» **Aim of the exercise**
State the number of lines, and only that number, in which the word "value" appears.

» **Records**
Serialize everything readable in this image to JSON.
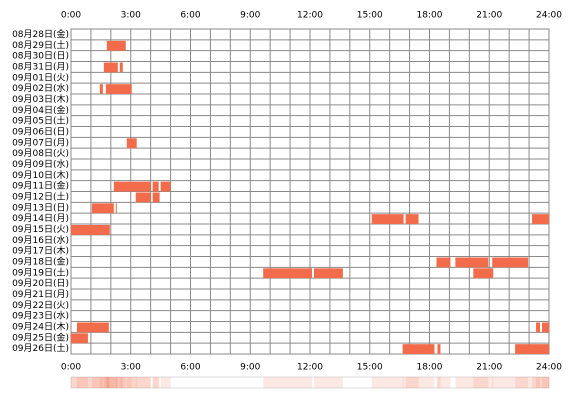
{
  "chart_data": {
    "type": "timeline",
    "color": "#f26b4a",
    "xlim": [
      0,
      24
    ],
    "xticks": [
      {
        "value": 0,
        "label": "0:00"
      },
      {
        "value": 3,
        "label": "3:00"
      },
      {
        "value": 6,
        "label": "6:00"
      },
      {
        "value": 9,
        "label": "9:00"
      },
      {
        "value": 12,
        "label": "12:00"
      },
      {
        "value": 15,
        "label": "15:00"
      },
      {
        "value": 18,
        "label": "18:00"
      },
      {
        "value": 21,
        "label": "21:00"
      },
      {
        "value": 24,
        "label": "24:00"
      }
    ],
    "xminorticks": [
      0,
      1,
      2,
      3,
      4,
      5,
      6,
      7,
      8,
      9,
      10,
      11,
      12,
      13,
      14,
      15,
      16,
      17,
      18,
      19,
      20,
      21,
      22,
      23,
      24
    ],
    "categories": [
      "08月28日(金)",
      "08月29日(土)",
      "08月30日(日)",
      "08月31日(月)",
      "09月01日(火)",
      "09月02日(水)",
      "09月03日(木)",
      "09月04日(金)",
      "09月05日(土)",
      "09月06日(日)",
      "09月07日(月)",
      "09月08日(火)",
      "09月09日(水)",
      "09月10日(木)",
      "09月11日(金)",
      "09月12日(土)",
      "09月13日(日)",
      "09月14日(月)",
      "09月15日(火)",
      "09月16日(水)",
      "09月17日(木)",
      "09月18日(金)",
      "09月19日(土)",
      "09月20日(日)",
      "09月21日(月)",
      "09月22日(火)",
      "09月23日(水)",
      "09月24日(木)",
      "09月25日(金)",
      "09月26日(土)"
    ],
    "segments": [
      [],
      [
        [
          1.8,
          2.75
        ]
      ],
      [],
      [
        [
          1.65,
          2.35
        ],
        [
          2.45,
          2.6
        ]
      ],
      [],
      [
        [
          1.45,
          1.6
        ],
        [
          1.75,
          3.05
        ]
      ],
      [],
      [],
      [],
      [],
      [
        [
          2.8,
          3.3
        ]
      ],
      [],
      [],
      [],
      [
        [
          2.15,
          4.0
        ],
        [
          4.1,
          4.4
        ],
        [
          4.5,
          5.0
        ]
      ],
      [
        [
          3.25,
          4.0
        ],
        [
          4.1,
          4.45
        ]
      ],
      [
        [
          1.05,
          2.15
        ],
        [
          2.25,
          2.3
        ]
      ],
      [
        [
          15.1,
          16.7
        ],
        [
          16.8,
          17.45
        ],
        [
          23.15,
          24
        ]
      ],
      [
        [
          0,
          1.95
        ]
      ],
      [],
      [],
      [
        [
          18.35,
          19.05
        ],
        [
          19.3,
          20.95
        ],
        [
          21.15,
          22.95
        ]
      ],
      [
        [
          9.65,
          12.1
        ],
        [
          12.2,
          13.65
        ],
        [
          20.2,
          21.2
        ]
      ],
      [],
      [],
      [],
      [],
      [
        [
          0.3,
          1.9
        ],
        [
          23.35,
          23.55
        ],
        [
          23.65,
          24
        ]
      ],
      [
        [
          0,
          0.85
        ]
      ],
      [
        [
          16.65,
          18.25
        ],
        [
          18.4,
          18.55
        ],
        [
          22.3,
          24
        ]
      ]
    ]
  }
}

» **Result of this exercise**
9